_Requirement_
Find each line with the word "المسائل" in it, then give the total alone.

_Given entries_
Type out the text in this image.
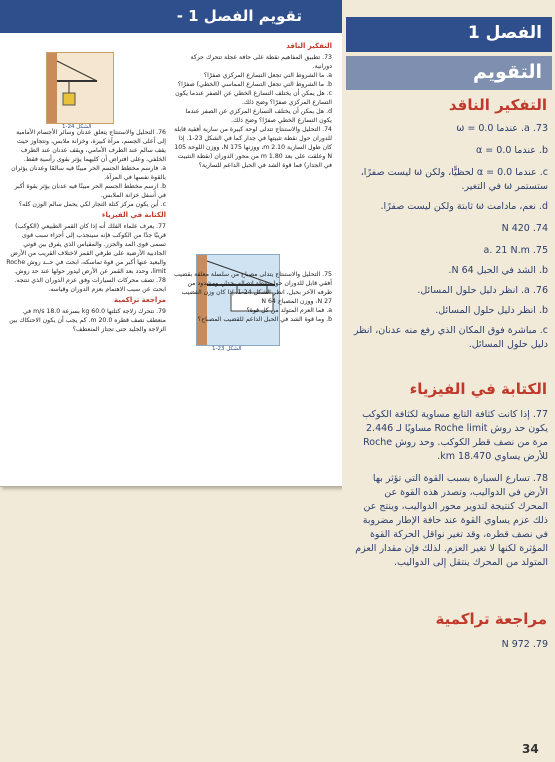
تقويم الفصل 1 -
الشكل 24-1
الشكل 23-1
التفكير الناقد
73. تطبيق المفاهيم نقطة على حافة عجلة تتحرك حركة دورانية.
a. ما الشروط التي تجعل التسارع المركزي صفرًا؟
b. ما الشروط التي تجعل التسارع المماسي (الخطي) صفرًا؟
c. هل يمكن أن يختلف التسارع الخطي عن الصفر عندما يكون التسارع المركزي صفرًا؟ وضح ذلك.
d. هل يمكن أن يختلف التسارع المركزي عن الصفر عندما يكون التسارع الخطي صفرًا؟ وضح ذلك.
74. التحليل والاستنتاج تتدلى لوحة كبيرة من سارية أفقية قابلة للدوران حول نقطة تثبيتها في جدار كما في الشكل 23-1. إذا كان طول السارية 2.10 m، ووزنها 175 N، ووزن اللوحة 105 N وعلقت على بعد 1.80 m من محور الدوران (نقطة التثبيت في الجدار) فما قوة الشد في الحبل الداعم للسارية؟
75. التحليل والاستنتاج يتدلى مصباح من سلسلة معلقة بقضيب أفقي قابل للدوران حول نقطة اتصاله بجدار، ومشدود من طرفه الآخر بحبل، انظر الشكل 24-1. إذا كان وزن القضيب 27 N، ووزن المصباح 64 N
a. فما العزم المتولد من كل قوة؟
b. وما قوة الشد في الحبل الداعم للقضيب المصباح؟
76. التحليل والاستنتاج يتعلق عدنان وسائر الأجسام الأمامية إلى أعلى الجسم، مرآة كبيرة، وخزانة ملابس، وتتجاوز حيث يقف سالم عند الطرف الأمامي، ويقف عدنان عند الطرف الخلفي، وعلى افتراض أن كليهما يؤثر بقوى رأسية فقط.
a. فارسم مخطط الجسم الحر مبينًا فيه سالمًا وعدنان يؤثران بالقوة نفسها في المرآة.
b. ارسم مخطط الجسم الحر مبينًا فيه عدنان يؤثر بقوة أكبر في أسفل خزانة الملابس.
c. أين يكون مركز كتلة التجار لكي يحمل سالم الوزن كله؟
الكتابة في الفيزياء
77. يعرف علماء الفلك أنه إذا كان القمر الطبيعي (الكوكب) قريبًا جدًا من الكوكب فإنه سينجذب إلى أجزاء سبب قوى تسمى قوى المد والجزر. والمقياس الذي يفرق بين قوتي الجاذبية الأرضية على طرفي القمر لاختلاف القريب من الأرض والبعيد عنها أكبر من قوة تماسكه، ابحث في حــد روش Roche limit، وحدد بعد القمر عن الأرض ليدور حولها عند حد روش.
78. تصف محركات السيارات وفق عزم الدوران الذي تنتجه. ابحث عن سبب الاهتمام بعزم الدوران وقياسه.
مراجعة تراكمية
79. تتحرك زلاجة كتلتها 60.0 kg بسرعة 18.0 m/s في منعطف نصف قطره 20.0 m. كم يجب أن يكون الاحتكاك بين الزلاجة والجليد حتى تجتاز المنعطف؟
الفصل 1
التقويم
التفكير الناقد

73. a. عندما ω = 0.0

b. عندما α = 0.0

c. عندما α = 0.0 لحظيًّا، ولكن ω ليست صفرًا، ستستمر ω في التغير.

d. نعم، مادامت ω ثابتة ولكن ليست صفرًا.

74. 420 N

75. a. 21 N.m

b. الشد في الحبل 64 N.

76. a. انظر دليل حلول المسائل.

b. انظر دليل حلول المسائل.

c. مباشرة فوق المكان الذي رفع منه عدنان، انظر دليل حلول المسائل.

الكتابة في الفيزياء

77. إذا كانت كثافة التابع مساوية لكثافة الكوكب يكون حد روش Roche limit مساويًا لـ 2.446 مرة من نصف قطر الكوكب. وحد روش Roche للأرض يساوي 18.470 km.

78. تسارع السيارة بسبب القوة التي تؤثر بها الأرض في الدواليب، وتصدر هذه القوة عن المحرك كنتيجة لتدوير محور الدواليب، وينتج عن ذلك عزم يساوي القوة عند حافة الإطار مضروبة في نصف قطره، وقد تغير نواقل الحركة القوة المؤثرة لكنها لا تغير العزم. لذلك فإن مقدار العزم المتولد من المحرك ينتقل إلى الدواليب.

مراجعة تراكمية
79. 972 N
34
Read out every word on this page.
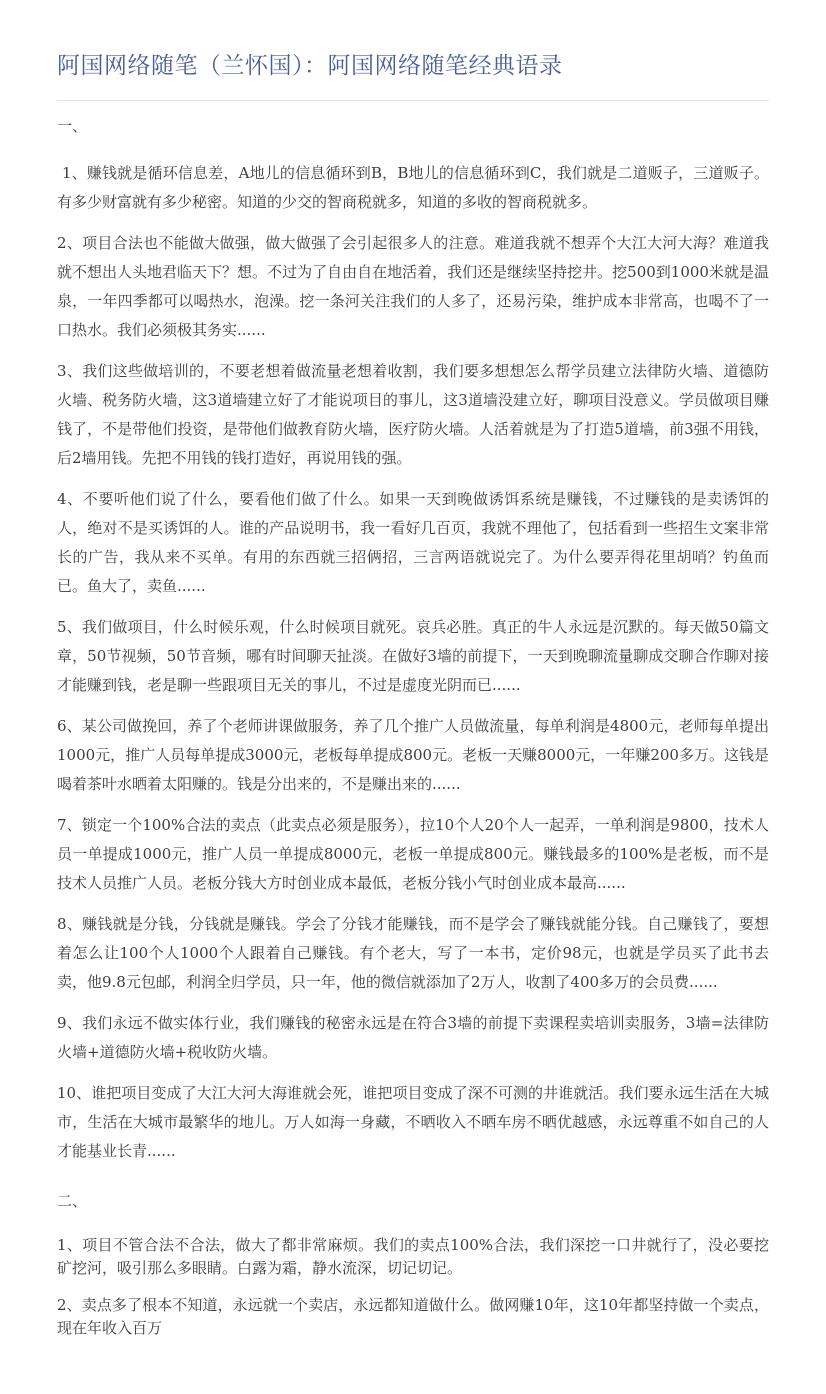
阿国网络随笔（兰怀国）：阿国网络随笔经典语录
一、

1、赚钱就是循环信息差，A地儿的信息循环到B，B地儿的信息循环到C，我们就是二道贩子，三道贩子。有多少财富就有多少秘密。知道的少交的智商税就多，知道的多收的智商税就多。

2、项目合法也不能做大做强，做大做强了会引起很多人的注意。难道我就不想弄个大江大河大海？难道我就不想出人头地君临天下？想。不过为了自由自在地活着，我们还是继续坚持挖井。挖500到1000米就是温泉，一年四季都可以喝热水，泡澡。挖一条河关注我们的人多了，还易污染，维护成本非常高，也喝不了一口热水。我们必须极其务实......

3、我们这些做培训的，不要老想着做流量老想着收割，我们要多想想怎么帮学员建立法律防火墙、道德防火墙、税务防火墙，这3道墙建立好了才能说项目的事儿，这3道墙没建立好，聊项目没意义。学员做项目赚钱了，不是带他们投资，是带他们做教育防火墙，医疗防火墙。人活着就是为了打造5道墙，前3强不用钱，后2墙用钱。先把不用钱的钱打造好，再说用钱的强。

4、不要听他们说了什么，要看他们做了什么。如果一天到晚做诱饵系统是赚钱，不过赚钱的是卖诱饵的人，绝对不是买诱饵的人。谁的产品说明书，我一看好几百页，我就不理他了，包括看到一些招生文案非常长的广告，我从来不买单。有用的东西就三招俩招，三言两语就说完了。为什么要弄得花里胡哨？钓鱼而已。鱼大了，卖鱼......

5、我们做项目，什么时候乐观，什么时候项目就死。哀兵必胜。真正的牛人永远是沉默的。每天做50篇文章，50节视频，50节音频，哪有时间聊天扯淡。在做好3墙的前提下，一天到晚聊流量聊成交聊合作聊对接才能赚到钱，老是聊一些跟项目无关的事儿，不过是虚度光阴而已......

6、某公司做挽回，养了个老师讲课做服务，养了几个推广人员做流量，每单利润是4800元，老师每单提出1000元，推广人员每单提成3000元，老板每单提成800元。老板一天赚8000元，一年赚200多万。这钱是喝着茶叶水晒着太阳赚的。钱是分出来的，不是赚出来的......

7、锁定一个100%合法的卖点（此卖点必须是服务），拉10个人20个人一起弄，一单利润是9800，技术人员一单提成1000元，推广人员一单提成8000元，老板一单提成800元。赚钱最多的100%是老板，而不是技术人员推广人员。老板分钱大方时创业成本最低，老板分钱小气时创业成本最高......

8、赚钱就是分钱，分钱就是赚钱。学会了分钱才能赚钱，而不是学会了赚钱就能分钱。自己赚钱了，要想着怎么让100个人1000个人跟着自己赚钱。有个老大，写了一本书，定价98元，也就是学员买了此书去卖，他9.8元包邮，利润全归学员，只一年，他的微信就添加了2万人，收割了400多万的会员费......

9、我们永远不做实体行业，我们赚钱的秘密永远是在符合3墙的前提下卖课程卖培训卖服务，3墙=法律防火墙+道德防火墙+税收防火墙。

10、谁把项目变成了大江大河大海谁就会死，谁把项目变成了深不可测的井谁就活。我们要永远生活在大城市，生活在大城市最繁华的地儿。万人如海一身藏，不晒收入不晒车房不晒优越感，永远尊重不如自己的人才能基业长青......

二、

1、项目不管合法不合法，做大了都非常麻烦。我们的卖点100%合法，我们深挖一口井就行了，没必要挖矿挖河，吸引那么多眼睛。白露为霜，静水流深，切记切记。

2、卖点多了根本不知道，永远就一个卖店，永远都知道做什么。做网赚10年，这10年都坚持做一个卖点，现在年收入百万
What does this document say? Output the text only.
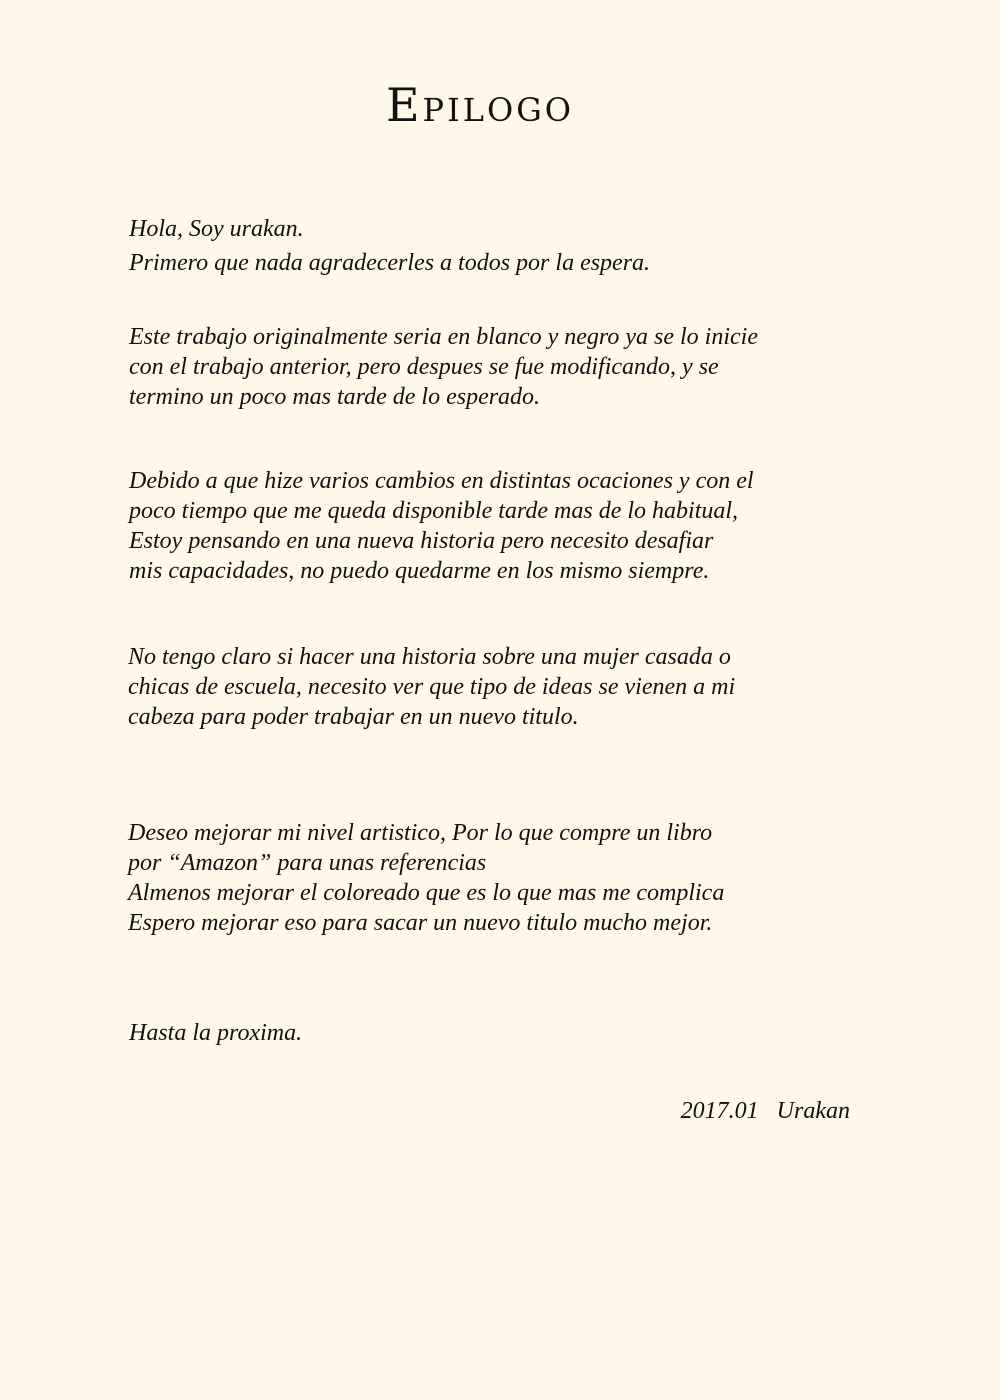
Epilogo
Hola, Soy urakan.
Primero que nada agradecerles a todos por la espera.
Este trabajo originalmente seria en blanco y negro ya se lo inicie
con el trabajo anterior, pero despues se fue modificando, y se
termino un poco mas tarde de lo esperado.
Debido a que hize varios cambios en distintas ocaciones y con el
poco tiempo que me queda disponible tarde mas de lo habitual,
Estoy pensando en una nueva historia pero necesito desafiar
mis capacidades, no puedo quedarme en los mismo siempre.
No tengo claro si hacer una historia sobre una mujer casada o
chicas de escuela, necesito ver que tipo de ideas se vienen a mi
cabeza para poder trabajar en un nuevo titulo.
Deseo mejorar mi nivel artistico, Por lo que compre un libro
por “Amazon” para unas referencias
Almenos mejorar el coloreado que es lo que mas me complica
Espero mejorar eso para sacar un nuevo titulo mucho mejor.
Hasta la proxima.
2017.01 Urakan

_Expected answer_
3